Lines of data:
********

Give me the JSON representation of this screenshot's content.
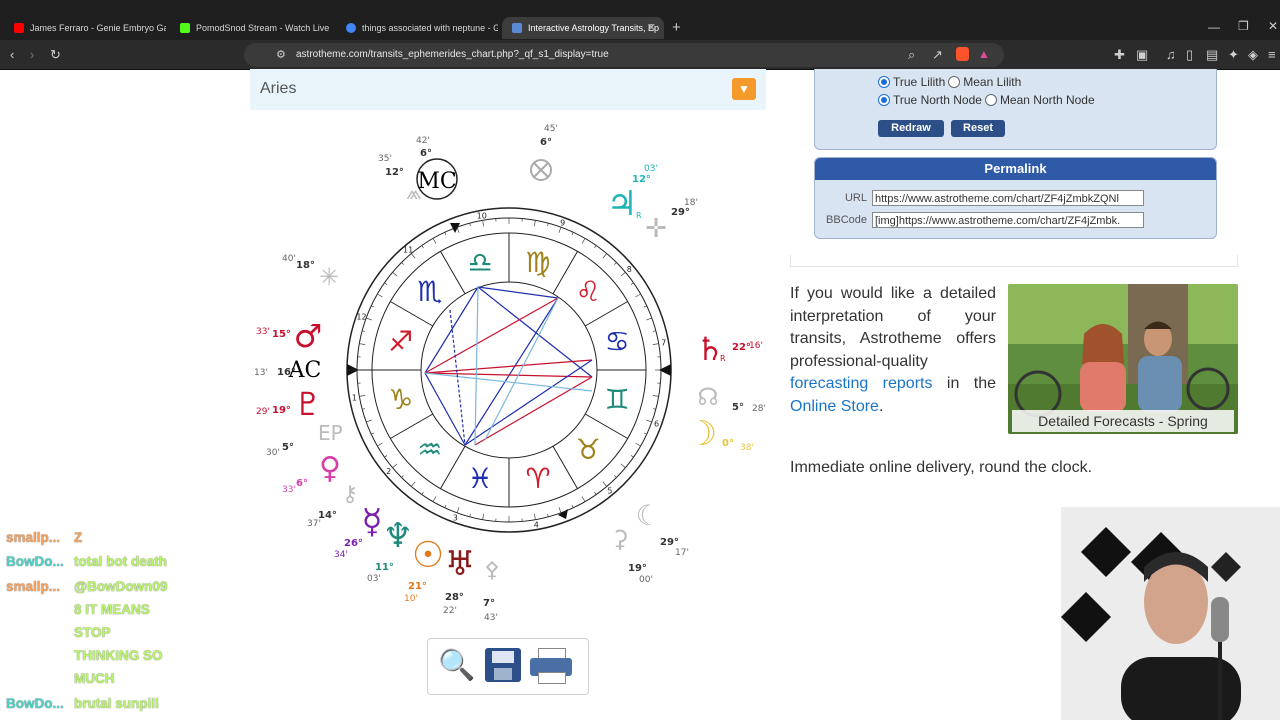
{
  "browser": {
    "tabs": [
      {
        "label": "James Ferraro - Genie Embryo Ga",
        "active": false
      },
      {
        "label": "PomodSnod Stream - Watch Live",
        "active": false
      },
      {
        "label": "things associated with neptune - Go",
        "active": false
      },
      {
        "label": "Interactive Astrology Transits, Ep",
        "active": true
      }
    ],
    "new_tab": "+",
    "url": "astrotheme.com/transits_ephemerides_chart.php?_qf_s1_display=true"
  },
  "chart_header": {
    "label": "Aries"
  },
  "options": {
    "radio_rows": [
      {
        "a": "True Lilith",
        "b": "Mean Lilith"
      },
      {
        "a": "True North Node",
        "b": "Mean North Node"
      }
    ],
    "redraw": "Redraw",
    "reset": "Reset"
  },
  "permalink": {
    "title": "Permalink",
    "url_label": "URL",
    "url_value": "https://www.astrotheme.com/chart/ZF4jZmbkZQNl",
    "bbcode_label": "BBCode",
    "bbcode_value": "[img]https://www.astrotheme.com/chart/ZF4jZmbk."
  },
  "promo": {
    "text_1": "If you would like a detailed interpretation of your transits, Astrotheme offers professional-quality ",
    "link_1": "forecasting reports",
    "text_2": " in the ",
    "link_2": "Online Store",
    "text_3": ".",
    "caption": "Detailed Forecasts - Spring",
    "delivery": "Immediate online delivery, round the clock."
  },
  "wheel": {
    "signs": [
      "♍",
      "♌",
      "♋",
      "♊",
      "♉",
      "♈",
      "♓",
      "♒",
      "♑",
      "♐",
      "♏",
      "♎"
    ],
    "sign_colors": [
      "#a0821a",
      "#d11a2a",
      "#1f2fb0",
      "#1f8a7a",
      "#a0821a",
      "#d11a2a",
      "#1f2fb0",
      "#1f8a7a",
      "#a0821a",
      "#d11a2a",
      "#1f2fb0",
      "#1f8a7a"
    ],
    "house_numbers": [
      "9",
      "8",
      "7",
      "6",
      "5",
      "4",
      "3",
      "2",
      "1",
      "12",
      "11",
      "10"
    ],
    "angle_labels": {
      "mc": "MC",
      "ac": "AC"
    },
    "planets": [
      {
        "glyph": "♃",
        "color": "#1fb5b5",
        "deg": "12°",
        "min": "03'",
        "r": "R"
      },
      {
        "glyph": "♄",
        "color": "#c8102e",
        "deg": "22°",
        "min": "16'",
        "r": "R"
      },
      {
        "glyph": "☽",
        "color": "#e6c43a",
        "deg": "0°",
        "min": "38'"
      },
      {
        "glyph": "♂",
        "color": "#c8102e",
        "deg": "15°",
        "min": "33'"
      },
      {
        "glyph": "♇",
        "color": "#c8102e",
        "deg": "19°",
        "min": "29'"
      },
      {
        "glyph": "♀",
        "color": "#d63fa8",
        "deg": "6°",
        "min": "33'"
      },
      {
        "glyph": "☿",
        "color": "#7a1fb0",
        "deg": "26°",
        "min": "34'"
      },
      {
        "glyph": "♆",
        "color": "#1f8a7a",
        "deg": "11°",
        "min": "03'"
      },
      {
        "glyph": "☉",
        "color": "#e07a1a",
        "deg": "21°",
        "min": "10'"
      },
      {
        "glyph": "♅",
        "color": "#8a1a1a",
        "deg": "28°",
        "min": "22'"
      }
    ],
    "others": [
      {
        "deg": "6°",
        "min": "45'"
      },
      {
        "deg": "12°",
        "min": "35'"
      },
      {
        "deg": "6°",
        "min": "42'"
      },
      {
        "deg": "29°",
        "min": "18'"
      },
      {
        "deg": "18°",
        "min": "40'"
      },
      {
        "deg": "5°",
        "min": "28'"
      },
      {
        "deg": "29°",
        "min": "17'"
      },
      {
        "deg": "19°",
        "min": "00'"
      },
      {
        "deg": "7°",
        "min": "43'"
      },
      {
        "deg": "14°",
        "min": "37'"
      },
      {
        "deg": "5°",
        "min": "30'"
      }
    ],
    "ac_deg": "16°",
    "ac_min": "13'",
    "ep_label": "EP"
  },
  "chat": [
    {
      "user": "smallp...",
      "user_color": "#f5a25d",
      "msg": "Z",
      "msg_color": "#f5a25d"
    },
    {
      "user": "BowDo...",
      "user_color": "#4fd1c5",
      "msg": "total bot death",
      "msg_color": "#b9f56a"
    },
    {
      "user": "smallp...",
      "user_color": "#f5a25d",
      "msg": "@BowDown09",
      "msg_color": "#b9f56a"
    },
    {
      "user": "",
      "user_color": "#f5a25d",
      "msg": "8 IT MEANS",
      "msg_color": "#b9f56a"
    },
    {
      "user": "",
      "user_color": "#f5a25d",
      "msg": "STOP",
      "msg_color": "#b9f56a"
    },
    {
      "user": "",
      "user_color": "#f5a25d",
      "msg": "THINKING SO",
      "msg_color": "#b9f56a"
    },
    {
      "user": "",
      "user_color": "#f5a25d",
      "msg": "MUCH",
      "msg_color": "#b9f56a"
    },
    {
      "user": "BowDo...",
      "user_color": "#4fd1c5",
      "msg": "brutal sunpill",
      "msg_color": "#b9f56a"
    }
  ]
}
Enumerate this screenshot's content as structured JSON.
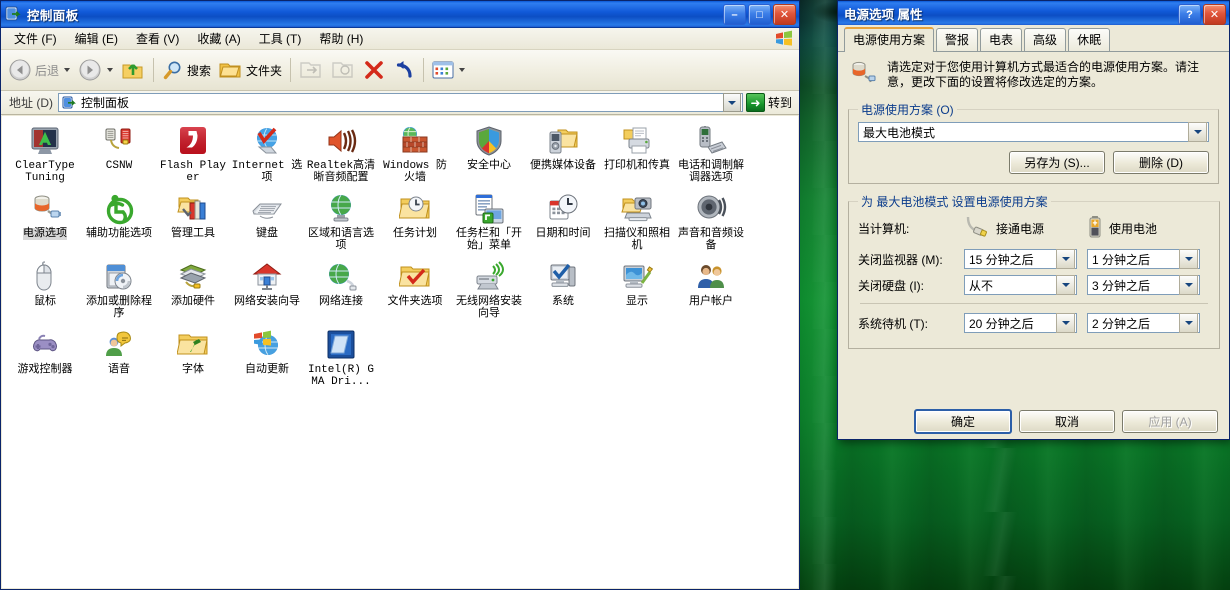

********

Quote the material exactly. Pictures stay out.

Give me the JSON representation of this screenshot's content.
{
  "browser": {
    "tabs": [
      {
        "label": "James Ferraro - Genie Embryo Ga",
        "active": false
      },
      {
        "label": "PomodSnod Stream - Watch Live",
        "active": false
      },
      {
        "label": "things associated with neptune - Go",
        "active": false
      },
      {
        "label": "Interactive Astrology Transits, Ep",
        "active": true
      }
    ],
    "new_tab": "+",
    "url": "astrotheme.com/transits_ephemerides_chart.php?_qf_s1_display=true"
  },
  "chart_header": {
    "label": "Aries"
  },
  "options": {
    "radio_rows": [
      {
        "a": "True Lilith",
        "b": "Mean Lilith"
      },
      {
        "a": "True North Node",
        "b": "Mean North Node"
      }
    ],
    "redraw": "Redraw",
    "reset": "Reset"
  },
  "permalink": {
    "title": "Permalink",
    "url_label": "URL",
    "url_value": "https://www.astrotheme.com/chart/ZF4jZmbkZQNl",
    "bbcode_label": "BBCode",
    "bbcode_value": "[img]https://www.astrotheme.com/chart/ZF4jZmbk."
  },
  "promo": {
    "text_1": "If you would like a detailed interpretation of your transits, Astrotheme offers professional-quality ",
    "link_1": "forecasting reports",
    "text_2": " in the ",
    "link_2": "Online Store",
    "text_3": ".",
    "caption": "Detailed Forecasts - Spring",
    "delivery": "Immediate online delivery, round the clock."
  },
  "wheel": {
    "signs": [
      "♍",
      "♌",
      "♋",
      "♊",
      "♉",
      "♈",
      "♓",
      "♒",
      "♑",
      "♐",
      "♏",
      "♎"
    ],
    "sign_colors": [
      "#a0821a",
      "#d11a2a",
      "#1f2fb0",
      "#1f8a7a",
      "#a0821a",
      "#d11a2a",
      "#1f2fb0",
      "#1f8a7a",
      "#a0821a",
      "#d11a2a",
      "#1f2fb0",
      "#1f8a7a"
    ],
    "house_numbers": [
      "9",
      "8",
      "7",
      "6",
      "5",
      "4",
      "3",
      "2",
      "1",
      "12",
      "11",
      "10"
    ],
    "angle_labels": {
      "mc": "MC",
      "ac": "AC"
    },
    "planets": [
      {
        "glyph": "♃",
        "color": "#1fb5b5",
        "deg": "12°",
        "min": "03'",
        "r": "R"
      },
      {
        "glyph": "♄",
        "color": "#c8102e",
        "deg": "22°",
        "min": "16'",
        "r": "R"
      },
      {
        "glyph": "☽",
        "color": "#e6c43a",
        "deg": "0°",
        "min": "38'"
      },
      {
        "glyph": "♂",
        "color": "#c8102e",
        "deg": "15°",
        "min": "33'"
      },
      {
        "glyph": "♇",
        "color": "#c8102e",
        "deg": "19°",
        "min": "29'"
      },
      {
        "glyph": "♀",
        "color": "#d63fa8",
        "deg": "6°",
        "min": "33'"
      },
      {
        "glyph": "☿",
        "color": "#7a1fb0",
        "deg": "26°",
        "min": "34'"
      },
      {
        "glyph": "♆",
        "color": "#1f8a7a",
        "deg": "11°",
        "min": "03'"
      },
      {
        "glyph": "☉",
        "color": "#e07a1a",
        "deg": "21°",
        "min": "10'"
      },
      {
        "glyph": "♅",
        "color": "#8a1a1a",
        "deg": "28°",
        "min": "22'"
      }
    ],
    "others": [
      {
        "deg": "6°",
        "min": "45'"
      },
      {
        "deg": "12°",
        "min": "35'"
      },
      {
        "deg": "6°",
        "min": "42'"
      },
      {
        "deg": "29°",
        "min": "18'"
      },
      {
        "deg": "18°",
        "min": "40'"
      },
      {
        "deg": "5°",
        "min": "28'"
      },
      {
        "deg": "29°",
        "min": "17'"
      },
      {
        "deg": "19°",
        "min": "00'"
      },
      {
        "deg": "7°",
        "min": "43'"
      },
      {
        "deg": "14°",
        "min": "37'"
      },
      {
        "deg": "5°",
        "min": "30'"
      }
    ],
    "ac_deg": "16°",
    "ac_min": "13'",
    "ep_label": "EP"
  },
  "chat": [
    {
      "user": "smallp...",
      "user_color": "#f5a25d",
      "msg": "Z",
      "msg_color": "#f5a25d"
    },
    {
      "user": "BowDo...",
      "user_color": "#4fd1c5",
      "msg": "total bot death",
      "msg_color": "#b9f56a"
    },
    {
      "user": "smallp...",
      "user_color": "#f5a25d",
      "msg": "@BowDown09",
      "msg_color": "#b9f56a"
    },
    {
      "user": "",
      "user_color": "#f5a25d",
      "msg": "8 IT MEANS",
      "msg_color": "#b9f56a"
    },
    {
      "user": "",
      "user_color": "#f5a25d",
      "msg": "STOP",
      "msg_color": "#b9f56a"
    },
    {
      "user": "",
      "user_color": "#f5a25d",
      "msg": "THINKING SO",
      "msg_color": "#b9f56a"
    },
    {
      "user": "",
      "user_color": "#f5a25d",
      "msg": "MUCH",
      "msg_color": "#b9f56a"
    },
    {
      "user": "BowDo...",
      "user_color": "#4fd1c5",
      "msg": "brutal sunpill",
      "msg_color": "#b9f56a"
    }
  ]
}
Enumerate this screenshot's content as structured JSON.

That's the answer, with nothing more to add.